A run of records:
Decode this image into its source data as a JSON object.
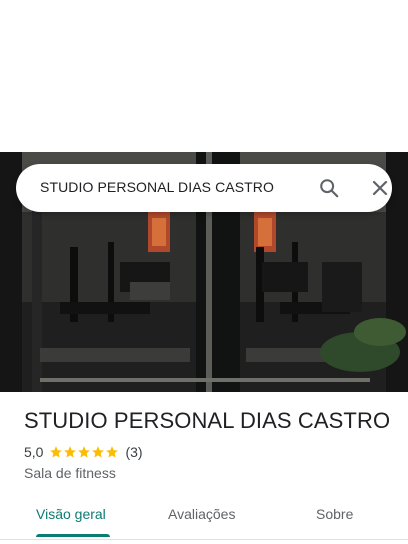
{
  "search": {
    "query": "STUDIO PERSONAL DIAS CASTRO",
    "search_icon": "search-icon",
    "close_icon": "close-icon"
  },
  "place": {
    "name": "STUDIO PERSONAL DIAS CASTRO",
    "rating": "5,0",
    "stars": 5,
    "review_count": "(3)",
    "category": "Sala de fitness",
    "photo": "gym-interior-photo"
  },
  "tabs": [
    {
      "label": "Visão geral",
      "active": true
    },
    {
      "label": "Avaliações",
      "active": false
    },
    {
      "label": "Sobre",
      "active": false
    }
  ],
  "colors": {
    "accent": "#0b7c72",
    "star": "#fbbc04",
    "text_primary": "#202124",
    "text_secondary": "#5f6368"
  }
}
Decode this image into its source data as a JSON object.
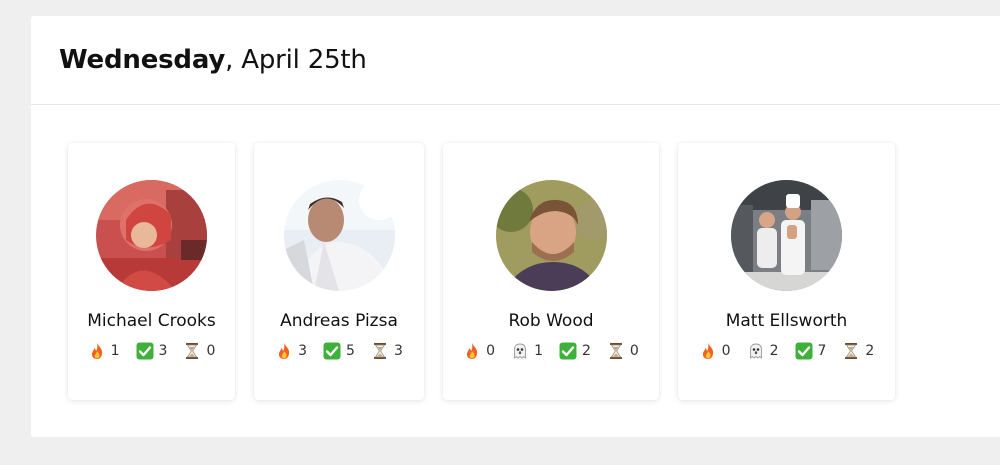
{
  "header": {
    "day": "Wednesday",
    "date": ", April 25th"
  },
  "colors": {
    "fire": "#f0621f",
    "check": "#3fb03a",
    "ghost": "#d9d9d9",
    "hourglass": "#6b4a2b"
  },
  "people": [
    {
      "name": "Michael Crooks",
      "stats": [
        {
          "icon": "fire-icon",
          "value": "1"
        },
        {
          "icon": "check-icon",
          "value": "3"
        },
        {
          "icon": "hourglass-icon",
          "value": "0"
        }
      ]
    },
    {
      "name": "Andreas Pizsa",
      "stats": [
        {
          "icon": "fire-icon",
          "value": "3"
        },
        {
          "icon": "check-icon",
          "value": "5"
        },
        {
          "icon": "hourglass-icon",
          "value": "3"
        }
      ]
    },
    {
      "name": "Rob Wood",
      "stats": [
        {
          "icon": "fire-icon",
          "value": "0"
        },
        {
          "icon": "ghost-icon",
          "value": "1"
        },
        {
          "icon": "check-icon",
          "value": "2"
        },
        {
          "icon": "hourglass-icon",
          "value": "0"
        }
      ]
    },
    {
      "name": "Matt Ellsworth",
      "stats": [
        {
          "icon": "fire-icon",
          "value": "0"
        },
        {
          "icon": "ghost-icon",
          "value": "2"
        },
        {
          "icon": "check-icon",
          "value": "7"
        },
        {
          "icon": "hourglass-icon",
          "value": "2"
        }
      ]
    }
  ]
}
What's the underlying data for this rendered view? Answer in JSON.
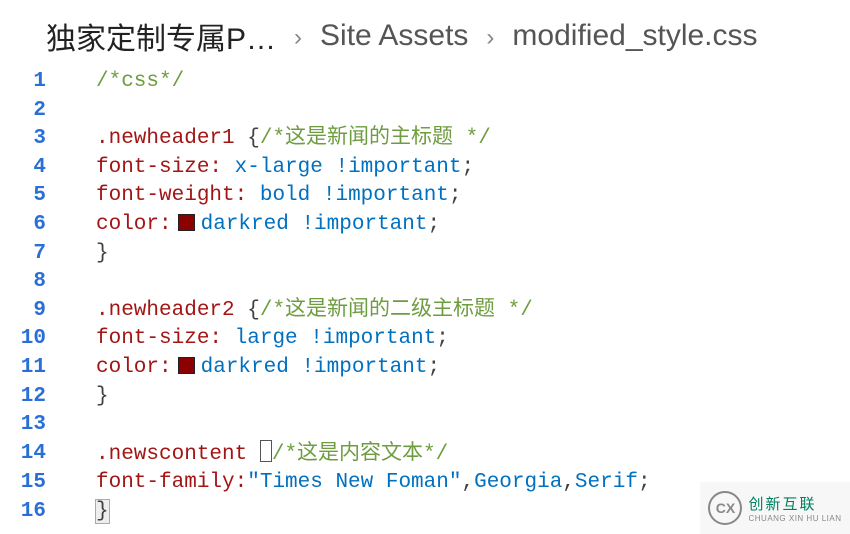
{
  "breadcrumb": {
    "item1": "独家定制专属P…",
    "item2": "Site Assets",
    "item3": "modified_style.css"
  },
  "code": {
    "line1": {
      "comment": "/*css*/"
    },
    "line3": {
      "selector": ".newheader1",
      "brace": "{",
      "comment": "/*这是新闻的主标题 */"
    },
    "line4": {
      "prop": "font-size:",
      "val": "x-large",
      "imp": "!important",
      "semi": ";"
    },
    "line5": {
      "prop": "font-weight:",
      "val": "bold",
      "imp": "!important",
      "semi": ";"
    },
    "line6": {
      "prop": "color:",
      "val": "darkred",
      "imp": "!important",
      "semi": ";",
      "swatch": "#8B0000"
    },
    "line7": {
      "brace": "}"
    },
    "line9": {
      "selector": ".newheader2",
      "brace": "{",
      "comment": "/*这是新闻的二级主标题 */"
    },
    "line10": {
      "prop": "font-size:",
      "val": "large",
      "imp": "!important",
      "semi": ";"
    },
    "line11": {
      "prop": "color:",
      "val": "darkred",
      "imp": "!important",
      "semi": ";",
      "swatch": "#8B0000"
    },
    "line12": {
      "brace": "}"
    },
    "line14": {
      "selector": ".newscontent",
      "brace": "{",
      "comment": "/*这是内容文本*/"
    },
    "line15": {
      "prop": "font-family:",
      "str": "\"Times New Foman\"",
      "v1": "Georgia",
      "v2": "Serif",
      "semi": ";"
    },
    "line16": {
      "brace": "}"
    }
  },
  "line_numbers": [
    "1",
    "2",
    "3",
    "4",
    "5",
    "6",
    "7",
    "8",
    "9",
    "10",
    "11",
    "12",
    "13",
    "14",
    "15",
    "16"
  ],
  "logo": {
    "cn": "创新互联",
    "en": "CHUANG XIN HU LIAN",
    "mark": "CX"
  }
}
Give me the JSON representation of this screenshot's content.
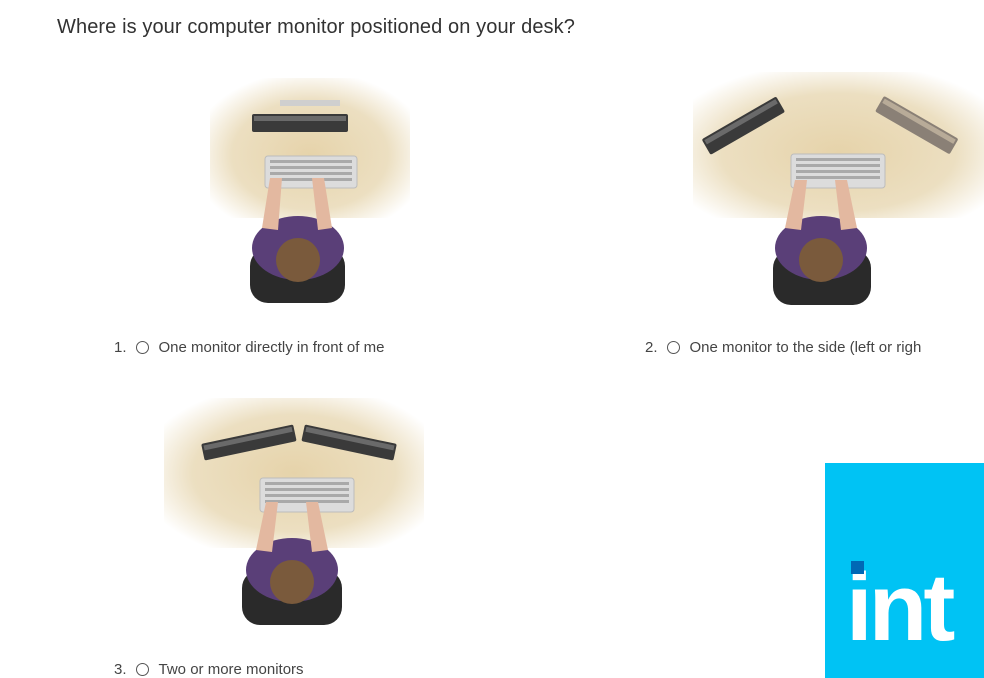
{
  "question": "Where is your computer monitor positioned on your desk?",
  "options": [
    {
      "number": "1.",
      "label": "One monitor directly in front of me",
      "illustration": "single-monitor-front-icon"
    },
    {
      "number": "2.",
      "label": "One monitor to the side (left or righ",
      "illustration": "monitor-to-side-icon"
    },
    {
      "number": "3.",
      "label": "Two or more monitors",
      "illustration": "multiple-monitors-icon"
    }
  ],
  "logo": {
    "text": "int",
    "background": "#00c3f4",
    "dot_color": "#0068b5"
  },
  "colors": {
    "desk": "#e8d8b4",
    "shirt": "#5a3f78",
    "hair": "#7a5a3c",
    "chair": "#2a2a2a",
    "monitor": "#3a3a3a"
  }
}
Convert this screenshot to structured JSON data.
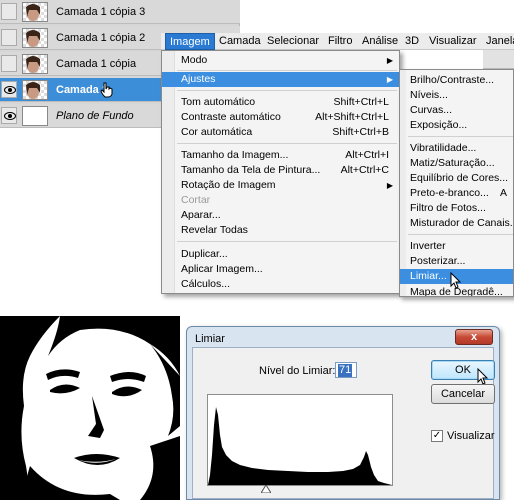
{
  "layers": [
    {
      "name": "Camada 1 cópia 3",
      "visible": false,
      "selected": false
    },
    {
      "name": "Camada 1 cópia 2",
      "visible": false,
      "selected": false
    },
    {
      "name": "Camada 1 cópia",
      "visible": false,
      "selected": false
    },
    {
      "name": "Camada 1",
      "visible": true,
      "selected": true
    },
    {
      "name": "Plano de Fundo",
      "visible": true,
      "selected": false
    }
  ],
  "menubar": [
    "Imagem",
    "Camada",
    "Selecionar",
    "Filtro",
    "Análise",
    "3D",
    "Visualizar",
    "Janela"
  ],
  "menu": [
    {
      "label": "Modo",
      "shortcut": "",
      "submenu": true
    },
    {
      "label": "Ajustes",
      "shortcut": "",
      "submenu": true,
      "highlighted": true
    },
    {
      "label": "Tom automático",
      "shortcut": "Shift+Ctrl+L"
    },
    {
      "label": "Contraste automático",
      "shortcut": "Alt+Shift+Ctrl+L"
    },
    {
      "label": "Cor automática",
      "shortcut": "Shift+Ctrl+B"
    },
    {
      "label": "Tamanho da Imagem...",
      "shortcut": "Alt+Ctrl+I"
    },
    {
      "label": "Tamanho da Tela de Pintura...",
      "shortcut": "Alt+Ctrl+C"
    },
    {
      "label": "Rotação de Imagem",
      "shortcut": "",
      "submenu": true
    },
    {
      "label": "Cortar",
      "shortcut": "",
      "disabled": true
    },
    {
      "label": "Aparar...",
      "shortcut": ""
    },
    {
      "label": "Revelar Todas",
      "shortcut": ""
    },
    {
      "label": "Duplicar...",
      "shortcut": ""
    },
    {
      "label": "Aplicar Imagem...",
      "shortcut": ""
    },
    {
      "label": "Cálculos...",
      "shortcut": ""
    }
  ],
  "submenu": [
    "Brilho/Contraste...",
    "Níveis...",
    "Curvas...",
    "Exposição...",
    "Vibratilidade...",
    "Matiz/Saturação...",
    "Equilíbrio de Cores...",
    "Preto-e-branco...",
    "Filtro de Fotos...",
    "Misturador de Canais...",
    "Inverter",
    "Posterizar...",
    "Limiar...",
    "Mapa de Degradê..."
  ],
  "submenu_cut": "A",
  "dialog": {
    "title": "Limiar",
    "close": "x",
    "level_label": "Nível do Limiar:",
    "level_value": "71",
    "ok": "OK",
    "cancel": "Cancelar",
    "preview_label": "Visualizar",
    "preview_checked": true
  },
  "colors": {
    "selection": "#3d8ed8",
    "menu_highlight": "#3b8ee0",
    "close_button": "#c74a36"
  }
}
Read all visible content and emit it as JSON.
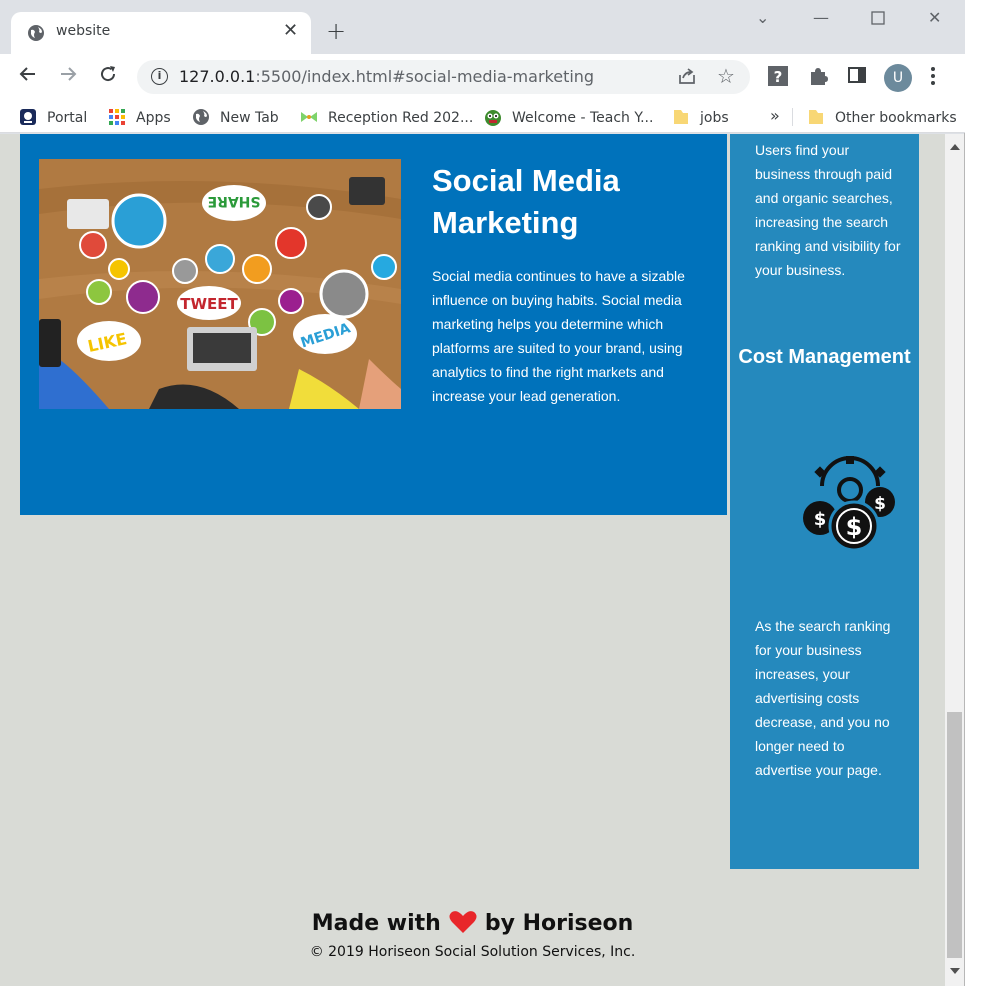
{
  "browser": {
    "tab_title": "website",
    "url_host": "127.0.0.1",
    "url_path": ":5500/index.html#social-media-marketing",
    "bookmarks": [
      "Portal",
      "Apps",
      "New Tab",
      "Reception Red 202...",
      "Welcome - Teach Y...",
      "jobs"
    ],
    "more_bookmarks": "»",
    "other_bookmarks": "Other bookmarks",
    "avatar_letter": "U"
  },
  "main": {
    "title": "Social Media Marketing",
    "body": "Social media continues to have a sizable influence on buying habits. Social media marketing helps you determine which platforms are suited to your brand, using analytics to find the right markets and increase your lead generation.",
    "image_words": [
      "SHARE",
      "TWEET",
      "LIKE",
      "MEDIA"
    ]
  },
  "sidebar": {
    "top_text": "Users find your business through paid and organic searches, increasing the search ranking and visibility for your business.",
    "cost_title": "Cost Management",
    "cost_text": "As the search ranking for your business increases, your advertising costs decrease, and you no longer need to advertise your page."
  },
  "footer": {
    "made_prefix": "Made with",
    "made_suffix": "by Horiseon",
    "copyright": "© 2019 Horiseon Social Solution Services, Inc."
  },
  "colors": {
    "primary_blue": "#0072bb",
    "side_blue": "#2589bd",
    "page_bg": "#d9dbd6",
    "heart": "#e8262a"
  }
}
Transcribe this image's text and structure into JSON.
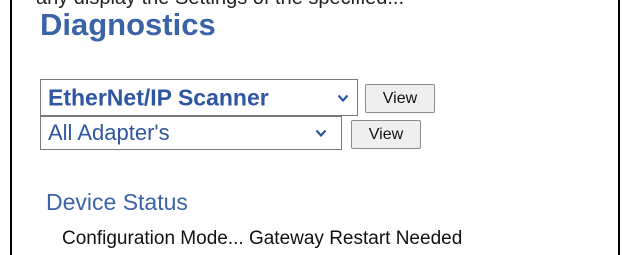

■ WORK TO BE COMPLETED ■
Copy out each line of the records where the string "selector" appears.

■ SOLUTION TO THIS PROBLEM ■
      "selector": ".newheader1",
      "selector": ".newheader2",
      "selector": ".newscontent",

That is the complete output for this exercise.